Work to do: Lay out the records from the start through the line containing "128, 146, 141]" as a JSON list of strings, one per line, with blank lines left out.

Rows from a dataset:
********
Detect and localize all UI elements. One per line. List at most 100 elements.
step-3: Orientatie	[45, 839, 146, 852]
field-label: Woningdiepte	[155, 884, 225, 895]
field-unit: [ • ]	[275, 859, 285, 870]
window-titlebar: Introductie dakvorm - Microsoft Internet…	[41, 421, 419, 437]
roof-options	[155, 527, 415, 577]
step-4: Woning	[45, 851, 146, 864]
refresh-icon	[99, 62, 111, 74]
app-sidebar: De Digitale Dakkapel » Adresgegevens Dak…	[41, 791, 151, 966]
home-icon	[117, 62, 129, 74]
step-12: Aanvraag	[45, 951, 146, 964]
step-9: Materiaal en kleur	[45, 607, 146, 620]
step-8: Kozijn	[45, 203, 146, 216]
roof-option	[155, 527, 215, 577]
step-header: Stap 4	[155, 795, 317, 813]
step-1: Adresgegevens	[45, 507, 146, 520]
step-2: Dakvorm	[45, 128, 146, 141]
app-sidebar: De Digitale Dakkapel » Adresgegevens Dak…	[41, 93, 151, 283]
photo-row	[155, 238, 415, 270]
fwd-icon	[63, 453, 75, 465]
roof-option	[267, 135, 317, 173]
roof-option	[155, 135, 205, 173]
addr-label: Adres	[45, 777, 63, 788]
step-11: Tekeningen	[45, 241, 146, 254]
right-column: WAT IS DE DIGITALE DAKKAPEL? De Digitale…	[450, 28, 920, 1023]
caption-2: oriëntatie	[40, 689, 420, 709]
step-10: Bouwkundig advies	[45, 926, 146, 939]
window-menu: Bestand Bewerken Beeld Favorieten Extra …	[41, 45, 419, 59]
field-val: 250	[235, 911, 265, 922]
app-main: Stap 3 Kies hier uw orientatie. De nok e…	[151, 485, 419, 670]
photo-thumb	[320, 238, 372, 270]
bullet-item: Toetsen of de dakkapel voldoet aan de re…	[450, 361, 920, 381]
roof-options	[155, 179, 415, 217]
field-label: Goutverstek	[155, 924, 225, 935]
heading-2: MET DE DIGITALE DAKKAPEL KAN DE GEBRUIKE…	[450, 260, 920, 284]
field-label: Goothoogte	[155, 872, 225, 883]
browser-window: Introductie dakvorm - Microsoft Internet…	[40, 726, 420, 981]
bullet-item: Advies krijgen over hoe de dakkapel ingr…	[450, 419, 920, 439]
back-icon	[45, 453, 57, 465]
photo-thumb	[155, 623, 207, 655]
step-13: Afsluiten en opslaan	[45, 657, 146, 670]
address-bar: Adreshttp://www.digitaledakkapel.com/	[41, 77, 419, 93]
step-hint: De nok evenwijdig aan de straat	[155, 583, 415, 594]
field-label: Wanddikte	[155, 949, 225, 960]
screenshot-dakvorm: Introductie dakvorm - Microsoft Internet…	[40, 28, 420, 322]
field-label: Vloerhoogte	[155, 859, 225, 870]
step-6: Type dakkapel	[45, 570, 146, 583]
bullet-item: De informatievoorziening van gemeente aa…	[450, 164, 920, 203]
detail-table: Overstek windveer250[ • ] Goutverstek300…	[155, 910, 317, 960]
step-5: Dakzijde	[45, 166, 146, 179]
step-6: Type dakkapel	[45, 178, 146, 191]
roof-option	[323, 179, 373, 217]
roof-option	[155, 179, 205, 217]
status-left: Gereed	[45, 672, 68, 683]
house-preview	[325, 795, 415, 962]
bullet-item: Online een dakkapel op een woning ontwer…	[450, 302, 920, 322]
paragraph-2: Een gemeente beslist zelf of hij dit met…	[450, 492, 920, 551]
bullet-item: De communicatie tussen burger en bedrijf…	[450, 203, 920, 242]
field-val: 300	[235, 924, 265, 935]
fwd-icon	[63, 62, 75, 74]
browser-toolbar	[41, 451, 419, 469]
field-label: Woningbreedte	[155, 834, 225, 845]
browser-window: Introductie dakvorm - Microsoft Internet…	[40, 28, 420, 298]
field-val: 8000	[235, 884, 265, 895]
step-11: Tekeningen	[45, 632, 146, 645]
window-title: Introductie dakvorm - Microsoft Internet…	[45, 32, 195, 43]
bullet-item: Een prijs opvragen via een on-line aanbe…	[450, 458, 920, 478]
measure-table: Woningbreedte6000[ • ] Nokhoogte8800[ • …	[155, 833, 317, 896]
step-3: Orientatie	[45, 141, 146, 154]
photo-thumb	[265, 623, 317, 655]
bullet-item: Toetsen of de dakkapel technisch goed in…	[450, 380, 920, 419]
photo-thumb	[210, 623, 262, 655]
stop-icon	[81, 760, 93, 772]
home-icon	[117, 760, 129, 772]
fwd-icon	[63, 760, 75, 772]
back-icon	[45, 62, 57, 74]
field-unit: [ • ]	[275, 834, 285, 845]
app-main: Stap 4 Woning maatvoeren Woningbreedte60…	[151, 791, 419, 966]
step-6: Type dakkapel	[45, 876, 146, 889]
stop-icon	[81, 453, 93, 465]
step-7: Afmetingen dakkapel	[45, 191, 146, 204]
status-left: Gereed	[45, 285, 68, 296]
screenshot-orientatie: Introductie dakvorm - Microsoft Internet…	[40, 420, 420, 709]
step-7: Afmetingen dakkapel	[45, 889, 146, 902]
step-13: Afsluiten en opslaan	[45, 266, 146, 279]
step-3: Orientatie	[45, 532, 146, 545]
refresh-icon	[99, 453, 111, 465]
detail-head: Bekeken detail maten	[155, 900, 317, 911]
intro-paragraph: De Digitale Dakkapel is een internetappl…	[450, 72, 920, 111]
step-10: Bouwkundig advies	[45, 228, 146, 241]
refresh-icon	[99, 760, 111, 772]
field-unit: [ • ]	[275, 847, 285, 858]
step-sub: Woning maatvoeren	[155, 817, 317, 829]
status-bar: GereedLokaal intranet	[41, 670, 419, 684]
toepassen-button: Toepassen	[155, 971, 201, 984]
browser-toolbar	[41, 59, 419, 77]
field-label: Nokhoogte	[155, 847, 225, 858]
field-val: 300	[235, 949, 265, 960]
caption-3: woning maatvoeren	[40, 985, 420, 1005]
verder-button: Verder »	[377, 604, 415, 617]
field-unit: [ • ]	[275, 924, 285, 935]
********
Complete answer:
[
  "Detect and localize all UI elements. One per line. List at most 100 elements.",
  "step-3: Orientatie\t[45, 839, 146, 852]",
  "field-label: Woningdiepte\t[155, 884, 225, 895]",
  "field-unit: [ • ]\t[275, 859, 285, 870]",
  "window-titlebar: Introductie dakvorm - Microsoft Internet…\t[41, 421, 419, 437]",
  "roof-options\t[155, 527, 415, 577]",
  "step-4: Woning\t[45, 851, 146, 864]",
  "refresh-icon\t[99, 62, 111, 74]",
  "app-sidebar: De Digitale Dakkapel » Adresgegevens Dak…\t[41, 791, 151, 966]",
  "home-icon\t[117, 62, 129, 74]",
  "step-12: Aanvraag\t[45, 951, 146, 964]",
  "step-9: Materiaal en kleur\t[45, 607, 146, 620]",
  "step-8: Kozijn\t[45, 203, 146, 216]",
  "roof-option\t[155, 527, 215, 577]",
  "step-header: Stap 4\t[155, 795, 317, 813]",
  "step-1: Adresgegevens\t[45, 507, 146, 520]",
  "step-2: Dakvorm\t[45, 128, 146, 141]"
]